ASSIGNMENT:
Return each line of the data below verbatim; pictures are to be left out.

DATA EXTRACT:
_ _ _ _
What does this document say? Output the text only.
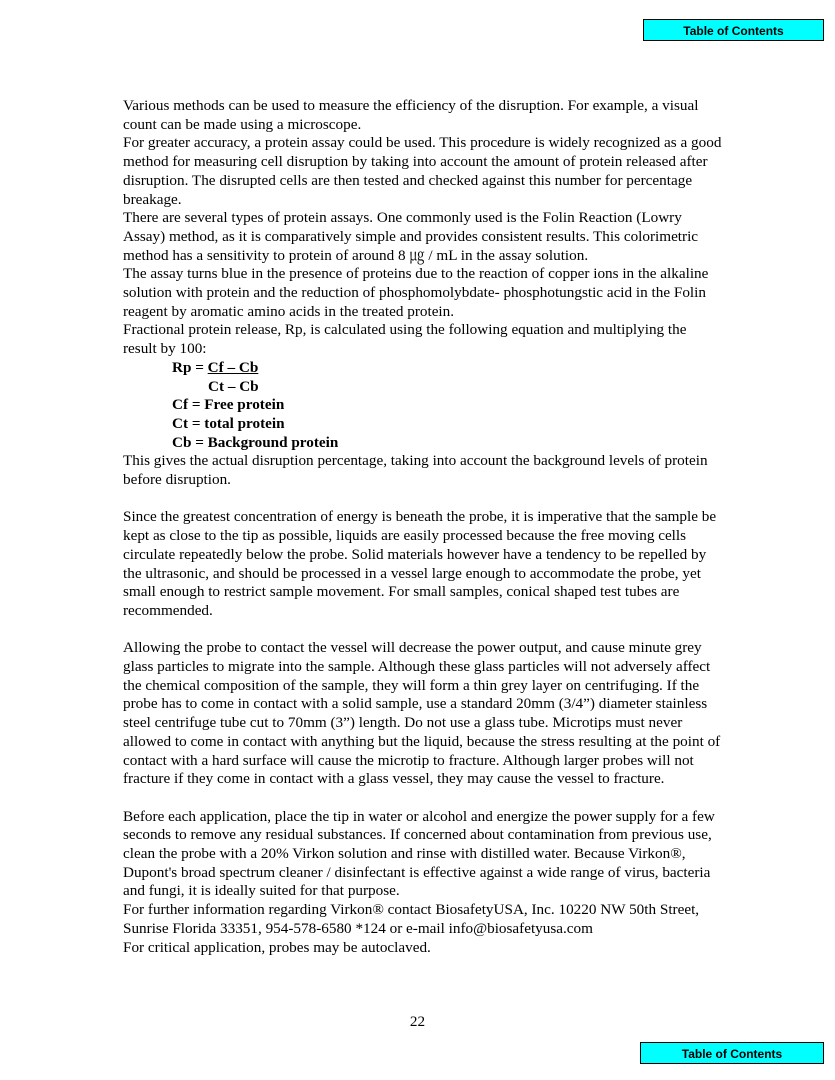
Table of Contents

Various methods can be used to measure the efficiency of the disruption. For example, a visual count can be made using a microscope.

For greater accuracy, a protein assay could be used. This procedure is widely recognized as a good method for measuring cell disruption by taking into account the amount of protein released after disruption. The disrupted cells are then tested and checked against this number for percentage breakage.

There are several types of protein assays. One commonly used is the Folin Reaction (Lowry Assay) method, as it is comparatively simple and provides consistent results. This colorimetric method has a sensitivity to protein of around 8 ㎍ / mL in the assay solution.

The assay turns blue in the presence of proteins due to the reaction of copper ions in the alkaline solution with protein and the reduction of phosphomolybdate- phosphotungstic acid in the Folin reagent by aromatic amino acids in the treated protein.

Fractional protein release, Rp, is calculated using the following equation and multiplying the result by 100:

Rp = Cf – Cb
Ct – Cb
Cf = Free protein
Ct = total protein
Cb = Background protein

This gives the actual disruption percentage, taking into account the background levels of protein before disruption.

Since the greatest concentration of energy is beneath the probe, it is imperative that the sample be kept as close to the tip as possible, liquids are easily processed because the free moving cells circulate repeatedly below the probe. Solid materials however have a tendency to be repelled by the ultrasonic, and should be processed in a vessel large enough to accommodate the probe, yet small enough to restrict sample movement. For small samples, conical shaped test tubes are recommended.

Allowing the probe to contact the vessel will decrease the power output, and cause minute grey glass particles to migrate into the sample. Although these glass particles will not adversely affect the chemical composition of the sample, they will form a thin grey layer on centrifuging. If the probe has to come in contact with a solid sample, use a standard 20mm (3/4”) diameter stainless steel centrifuge tube cut to 70mm (3”) length. Do not use a glass tube. Microtips must never allowed to come in contact with anything but the liquid, because the stress resulting at the point of contact with a hard surface will cause the microtip to fracture. Although larger probes will not fracture if they come in contact with a glass vessel, they may cause the vessel to fracture.

Before each application, place the tip in water or alcohol and energize the power supply for a few seconds to remove any residual substances. If concerned about contamination from previous use, clean the probe with a 20% Virkon solution and rinse with distilled water. Because Virkon®, Dupont's broad spectrum cleaner / disinfectant is effective against a wide range of virus, bacteria and fungi, it is ideally suited for that purpose.

For further information regarding Virkon® contact BiosafetyUSA, Inc. 10220 NW 50th Street, Sunrise Florida 33351, 954-578-6580 *124 or e-mail info@biosafetyusa.com

For critical application, probes may be autoclaved.

22
Table of Contents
_ _ _ _
RESULT FOR THIS TASK:
What does this document say? Output the text only.
Table of Contents

Various methods can be used to measure the efficiency of the disruption. For example, a visual count can be made using a microscope.

For greater accuracy, a protein assay could be used. This procedure is widely recognized as a good method for measuring cell disruption by taking into account the amount of protein released after disruption. The disrupted cells are then tested and checked against this number for percentage breakage.

There are several types of protein assays. One commonly used is the Folin Reaction (Lowry Assay) method, as it is comparatively simple and provides consistent results. This colorimetric method has a sensitivity to protein of around 8 ㎍ / mL in the assay solution.

The assay turns blue in the presence of proteins due to the reaction of copper ions in the alkaline solution with protein and the reduction of phosphomolybdate- phosphotungstic acid in the Folin reagent by aromatic amino acids in the treated protein.

Fractional protein release, Rp, is calculated using the following equation and multiplying the result by 100:

Rp = Cf – Cb
Ct – Cb
Cf = Free protein
Ct = total protein
Cb = Background protein

This gives the actual disruption percentage, taking into account the background levels of protein before disruption.

Since the greatest concentration of energy is beneath the probe, it is imperative that the sample be kept as close to the tip as possible, liquids are easily processed because the free moving cells circulate repeatedly below the probe. Solid materials however have a tendency to be repelled by the ultrasonic, and should be processed in a vessel large enough to accommodate the probe, yet small enough to restrict sample movement. For small samples, conical shaped test tubes are recommended.

Allowing the probe to contact the vessel will decrease the power output, and cause minute grey glass particles to migrate into the sample. Although these glass particles will not adversely affect the chemical composition of the sample, they will form a thin grey layer on centrifuging. If the probe has to come in contact with a solid sample, use a standard 20mm (3/4”) diameter stainless steel centrifuge tube cut to 70mm (3”) length. Do not use a glass tube. Microtips must never allowed to come in contact with anything but the liquid, because the stress resulting at the point of contact with a hard surface will cause the microtip to fracture. Although larger probes will not fracture if they come in contact with a glass vessel, they may cause the vessel to fracture.

Before each application, place the tip in water or alcohol and energize the power supply for a few seconds to remove any residual substances. If concerned about contamination from previous use, clean the probe with a 20% Virkon solution and rinse with distilled water. Because Virkon®, Dupont's broad spectrum cleaner / disinfectant is effective against a wide range of virus, bacteria and fungi, it is ideally suited for that purpose.

For further information regarding Virkon® contact BiosafetyUSA, Inc. 10220 NW 50th Street, Sunrise Florida 33351, 954-578-6580 *124 or e-mail info@biosafetyusa.com

For critical application, probes may be autoclaved.

22
Table of Contents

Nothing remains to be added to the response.